SET EXERCISE >> Note each line that includes the word "oblastí". Copy those lines.

------------------------------------

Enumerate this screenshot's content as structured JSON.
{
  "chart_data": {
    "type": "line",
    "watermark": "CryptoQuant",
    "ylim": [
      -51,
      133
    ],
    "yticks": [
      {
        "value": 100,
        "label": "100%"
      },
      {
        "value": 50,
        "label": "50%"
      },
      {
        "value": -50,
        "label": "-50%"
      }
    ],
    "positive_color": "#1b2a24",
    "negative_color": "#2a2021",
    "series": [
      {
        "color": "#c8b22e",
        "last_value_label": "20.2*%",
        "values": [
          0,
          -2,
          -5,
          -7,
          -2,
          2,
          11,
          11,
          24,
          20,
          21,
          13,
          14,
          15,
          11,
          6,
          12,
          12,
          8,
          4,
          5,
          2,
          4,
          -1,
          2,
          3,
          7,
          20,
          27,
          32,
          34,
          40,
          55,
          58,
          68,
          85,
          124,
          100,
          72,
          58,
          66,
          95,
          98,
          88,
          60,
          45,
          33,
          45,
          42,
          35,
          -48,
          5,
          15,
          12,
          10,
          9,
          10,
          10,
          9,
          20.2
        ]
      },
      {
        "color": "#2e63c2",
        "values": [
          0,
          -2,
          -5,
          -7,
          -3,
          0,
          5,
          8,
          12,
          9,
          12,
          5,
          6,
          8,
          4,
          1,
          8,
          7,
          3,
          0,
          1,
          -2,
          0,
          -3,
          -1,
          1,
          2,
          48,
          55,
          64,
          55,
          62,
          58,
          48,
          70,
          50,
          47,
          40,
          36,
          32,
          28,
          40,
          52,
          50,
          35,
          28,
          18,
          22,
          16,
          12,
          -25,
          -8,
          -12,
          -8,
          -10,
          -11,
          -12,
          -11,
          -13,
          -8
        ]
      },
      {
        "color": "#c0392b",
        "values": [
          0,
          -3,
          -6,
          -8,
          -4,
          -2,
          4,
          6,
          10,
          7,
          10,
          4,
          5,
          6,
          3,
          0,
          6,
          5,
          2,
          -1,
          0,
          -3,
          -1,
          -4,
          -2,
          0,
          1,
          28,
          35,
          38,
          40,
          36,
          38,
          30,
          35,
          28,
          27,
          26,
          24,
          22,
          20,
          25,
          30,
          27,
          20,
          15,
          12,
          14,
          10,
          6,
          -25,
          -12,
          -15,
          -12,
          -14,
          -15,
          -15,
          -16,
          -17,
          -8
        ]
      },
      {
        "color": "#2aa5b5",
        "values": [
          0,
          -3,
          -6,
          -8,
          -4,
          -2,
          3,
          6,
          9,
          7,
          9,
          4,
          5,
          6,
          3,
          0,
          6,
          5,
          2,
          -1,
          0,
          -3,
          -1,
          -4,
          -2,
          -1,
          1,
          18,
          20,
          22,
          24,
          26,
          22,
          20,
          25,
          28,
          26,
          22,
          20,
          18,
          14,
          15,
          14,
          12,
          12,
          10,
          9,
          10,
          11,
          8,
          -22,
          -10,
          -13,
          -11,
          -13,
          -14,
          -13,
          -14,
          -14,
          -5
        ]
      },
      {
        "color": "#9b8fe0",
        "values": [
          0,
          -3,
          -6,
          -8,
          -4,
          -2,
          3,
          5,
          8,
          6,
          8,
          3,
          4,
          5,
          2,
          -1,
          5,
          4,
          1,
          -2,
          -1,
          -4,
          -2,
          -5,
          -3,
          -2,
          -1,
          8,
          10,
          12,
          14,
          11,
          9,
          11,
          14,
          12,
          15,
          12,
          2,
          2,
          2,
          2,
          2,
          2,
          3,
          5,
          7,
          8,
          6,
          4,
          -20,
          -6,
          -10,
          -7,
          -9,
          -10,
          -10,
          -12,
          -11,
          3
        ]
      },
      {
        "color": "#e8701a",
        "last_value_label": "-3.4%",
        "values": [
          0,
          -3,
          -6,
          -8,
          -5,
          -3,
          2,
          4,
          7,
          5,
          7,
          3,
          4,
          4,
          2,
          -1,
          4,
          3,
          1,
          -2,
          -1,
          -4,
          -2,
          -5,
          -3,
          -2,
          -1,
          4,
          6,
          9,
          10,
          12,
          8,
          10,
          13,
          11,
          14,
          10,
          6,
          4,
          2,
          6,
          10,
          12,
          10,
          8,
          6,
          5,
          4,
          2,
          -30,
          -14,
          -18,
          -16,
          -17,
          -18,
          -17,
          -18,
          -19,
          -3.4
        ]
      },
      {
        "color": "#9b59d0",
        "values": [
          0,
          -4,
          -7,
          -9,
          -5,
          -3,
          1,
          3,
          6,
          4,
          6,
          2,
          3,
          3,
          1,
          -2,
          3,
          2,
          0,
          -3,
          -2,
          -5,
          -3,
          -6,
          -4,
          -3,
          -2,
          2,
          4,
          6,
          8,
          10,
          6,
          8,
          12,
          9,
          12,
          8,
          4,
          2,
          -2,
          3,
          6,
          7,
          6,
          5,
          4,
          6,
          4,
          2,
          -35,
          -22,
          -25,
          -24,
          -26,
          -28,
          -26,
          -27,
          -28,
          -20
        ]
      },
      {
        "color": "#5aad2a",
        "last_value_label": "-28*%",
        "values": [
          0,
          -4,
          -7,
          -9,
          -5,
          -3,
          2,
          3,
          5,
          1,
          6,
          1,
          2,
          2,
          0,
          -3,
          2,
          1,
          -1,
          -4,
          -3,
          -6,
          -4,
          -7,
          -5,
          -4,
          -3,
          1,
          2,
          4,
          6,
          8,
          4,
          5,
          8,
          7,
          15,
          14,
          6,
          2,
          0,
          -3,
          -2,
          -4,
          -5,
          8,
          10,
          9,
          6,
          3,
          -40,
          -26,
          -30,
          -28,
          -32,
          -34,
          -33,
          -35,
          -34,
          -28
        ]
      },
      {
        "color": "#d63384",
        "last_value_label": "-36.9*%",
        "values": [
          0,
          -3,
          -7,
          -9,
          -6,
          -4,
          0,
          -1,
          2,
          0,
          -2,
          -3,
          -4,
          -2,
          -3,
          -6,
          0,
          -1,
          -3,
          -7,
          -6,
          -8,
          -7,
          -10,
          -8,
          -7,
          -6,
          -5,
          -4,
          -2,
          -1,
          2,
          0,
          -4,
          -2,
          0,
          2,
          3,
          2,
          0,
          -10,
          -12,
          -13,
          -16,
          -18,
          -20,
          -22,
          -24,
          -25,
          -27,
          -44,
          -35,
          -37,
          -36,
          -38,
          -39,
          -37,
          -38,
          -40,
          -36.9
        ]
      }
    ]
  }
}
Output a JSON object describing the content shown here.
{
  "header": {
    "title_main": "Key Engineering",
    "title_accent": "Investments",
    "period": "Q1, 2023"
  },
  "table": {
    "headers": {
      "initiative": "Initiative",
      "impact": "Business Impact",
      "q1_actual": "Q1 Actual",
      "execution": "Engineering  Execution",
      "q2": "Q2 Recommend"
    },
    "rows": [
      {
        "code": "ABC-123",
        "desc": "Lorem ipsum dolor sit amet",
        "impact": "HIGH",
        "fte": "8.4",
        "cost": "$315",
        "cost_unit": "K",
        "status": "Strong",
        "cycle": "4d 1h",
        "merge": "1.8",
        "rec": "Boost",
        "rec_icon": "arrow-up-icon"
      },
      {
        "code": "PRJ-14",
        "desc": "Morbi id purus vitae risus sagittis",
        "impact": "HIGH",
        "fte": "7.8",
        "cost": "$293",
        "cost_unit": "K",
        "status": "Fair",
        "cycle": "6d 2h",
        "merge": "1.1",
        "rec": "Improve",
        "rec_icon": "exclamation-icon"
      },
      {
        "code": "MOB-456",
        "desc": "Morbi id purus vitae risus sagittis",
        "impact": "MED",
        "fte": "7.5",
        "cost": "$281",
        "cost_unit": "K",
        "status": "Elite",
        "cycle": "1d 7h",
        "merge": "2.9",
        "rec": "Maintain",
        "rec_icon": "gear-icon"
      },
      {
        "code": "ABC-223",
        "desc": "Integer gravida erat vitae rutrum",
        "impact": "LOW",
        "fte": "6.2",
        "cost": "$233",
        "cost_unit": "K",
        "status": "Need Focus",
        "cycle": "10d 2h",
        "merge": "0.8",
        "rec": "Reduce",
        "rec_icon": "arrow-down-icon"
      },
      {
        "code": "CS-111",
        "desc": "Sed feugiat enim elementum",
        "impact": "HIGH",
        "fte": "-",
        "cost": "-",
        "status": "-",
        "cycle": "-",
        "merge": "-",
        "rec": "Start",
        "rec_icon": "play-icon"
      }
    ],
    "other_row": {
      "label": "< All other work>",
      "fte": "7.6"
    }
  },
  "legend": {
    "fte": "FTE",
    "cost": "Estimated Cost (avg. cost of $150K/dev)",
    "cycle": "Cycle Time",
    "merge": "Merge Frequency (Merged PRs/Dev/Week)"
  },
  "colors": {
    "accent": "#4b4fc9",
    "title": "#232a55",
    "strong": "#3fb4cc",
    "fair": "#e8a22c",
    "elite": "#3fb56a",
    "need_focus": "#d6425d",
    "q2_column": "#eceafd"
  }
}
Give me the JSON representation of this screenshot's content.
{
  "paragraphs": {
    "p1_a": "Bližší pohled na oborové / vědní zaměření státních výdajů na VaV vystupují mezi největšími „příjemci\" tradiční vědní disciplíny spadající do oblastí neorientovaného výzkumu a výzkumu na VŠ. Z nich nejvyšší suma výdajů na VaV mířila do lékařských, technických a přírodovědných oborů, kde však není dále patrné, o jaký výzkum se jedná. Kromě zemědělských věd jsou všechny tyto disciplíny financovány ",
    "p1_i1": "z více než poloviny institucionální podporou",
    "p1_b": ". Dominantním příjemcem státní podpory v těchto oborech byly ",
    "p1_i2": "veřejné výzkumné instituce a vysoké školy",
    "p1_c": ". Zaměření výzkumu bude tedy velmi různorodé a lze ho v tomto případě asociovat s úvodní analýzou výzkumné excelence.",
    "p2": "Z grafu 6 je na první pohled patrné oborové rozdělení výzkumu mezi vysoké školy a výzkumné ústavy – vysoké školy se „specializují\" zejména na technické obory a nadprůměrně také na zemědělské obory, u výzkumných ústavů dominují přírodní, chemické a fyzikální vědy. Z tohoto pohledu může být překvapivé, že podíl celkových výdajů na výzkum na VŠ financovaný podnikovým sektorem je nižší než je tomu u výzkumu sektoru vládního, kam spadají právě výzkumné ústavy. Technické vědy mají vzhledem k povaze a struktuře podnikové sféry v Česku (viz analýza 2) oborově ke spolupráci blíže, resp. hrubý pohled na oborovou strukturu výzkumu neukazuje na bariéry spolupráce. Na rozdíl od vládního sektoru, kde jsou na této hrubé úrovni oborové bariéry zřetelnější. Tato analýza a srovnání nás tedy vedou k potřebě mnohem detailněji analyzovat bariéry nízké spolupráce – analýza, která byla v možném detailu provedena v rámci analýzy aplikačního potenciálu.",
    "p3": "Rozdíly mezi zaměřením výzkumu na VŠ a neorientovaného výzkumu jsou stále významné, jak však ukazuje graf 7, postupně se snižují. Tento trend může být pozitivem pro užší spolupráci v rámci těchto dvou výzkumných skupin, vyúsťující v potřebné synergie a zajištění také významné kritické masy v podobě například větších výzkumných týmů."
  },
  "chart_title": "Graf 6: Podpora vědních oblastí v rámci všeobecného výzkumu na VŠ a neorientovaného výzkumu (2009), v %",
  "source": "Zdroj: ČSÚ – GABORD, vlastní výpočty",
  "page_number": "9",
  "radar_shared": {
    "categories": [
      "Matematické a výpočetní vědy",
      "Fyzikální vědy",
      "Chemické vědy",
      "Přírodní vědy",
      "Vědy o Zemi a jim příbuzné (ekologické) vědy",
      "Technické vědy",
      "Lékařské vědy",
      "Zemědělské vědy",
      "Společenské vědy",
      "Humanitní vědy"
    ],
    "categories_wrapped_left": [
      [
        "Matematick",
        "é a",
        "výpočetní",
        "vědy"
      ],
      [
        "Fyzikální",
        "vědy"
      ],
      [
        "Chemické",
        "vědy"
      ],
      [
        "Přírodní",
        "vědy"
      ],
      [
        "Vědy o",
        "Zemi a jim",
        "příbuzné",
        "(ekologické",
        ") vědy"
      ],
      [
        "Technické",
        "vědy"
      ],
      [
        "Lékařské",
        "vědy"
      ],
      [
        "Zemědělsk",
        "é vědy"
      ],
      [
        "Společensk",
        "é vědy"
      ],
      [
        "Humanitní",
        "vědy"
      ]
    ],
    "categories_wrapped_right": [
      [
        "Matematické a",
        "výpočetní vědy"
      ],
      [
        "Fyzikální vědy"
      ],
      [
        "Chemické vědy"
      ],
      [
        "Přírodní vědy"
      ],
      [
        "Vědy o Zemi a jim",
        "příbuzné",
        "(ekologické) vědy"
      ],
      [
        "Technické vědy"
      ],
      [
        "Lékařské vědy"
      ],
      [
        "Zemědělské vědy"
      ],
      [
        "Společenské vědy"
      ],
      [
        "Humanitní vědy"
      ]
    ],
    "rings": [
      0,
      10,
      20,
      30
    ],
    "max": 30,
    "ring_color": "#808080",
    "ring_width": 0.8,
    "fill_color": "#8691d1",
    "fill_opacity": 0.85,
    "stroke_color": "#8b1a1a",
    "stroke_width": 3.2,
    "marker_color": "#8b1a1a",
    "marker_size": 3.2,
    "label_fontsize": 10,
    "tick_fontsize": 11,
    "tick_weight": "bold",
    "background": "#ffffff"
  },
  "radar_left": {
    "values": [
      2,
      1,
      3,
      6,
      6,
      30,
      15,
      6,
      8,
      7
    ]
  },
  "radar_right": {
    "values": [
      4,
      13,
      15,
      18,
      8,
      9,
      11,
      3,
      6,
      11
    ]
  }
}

------------------------------------

COMPLETE OUTPUT >>
    "p1_a": "Bližší pohled na oborové / vědní zaměření státních výdajů na VaV vystupují mezi největšími „příjemci\" tradiční vědní disciplíny spadající do oblastí neorientovaného výzkumu a výzkumu na VŠ. Z nich nejvyšší suma výdajů na VaV mířila do lékařských, technických a přírodovědných oborů, kde však není dále patrné, o jaký výzkum se jedná. Kromě zemědělských věd jsou všechny tyto disciplíny financovány ",
  "chart_title": "Graf 6: Podpora vědních oblastí v rámci všeobecného výzkumu na VŠ a neorientovaného výzkumu (2009), v %",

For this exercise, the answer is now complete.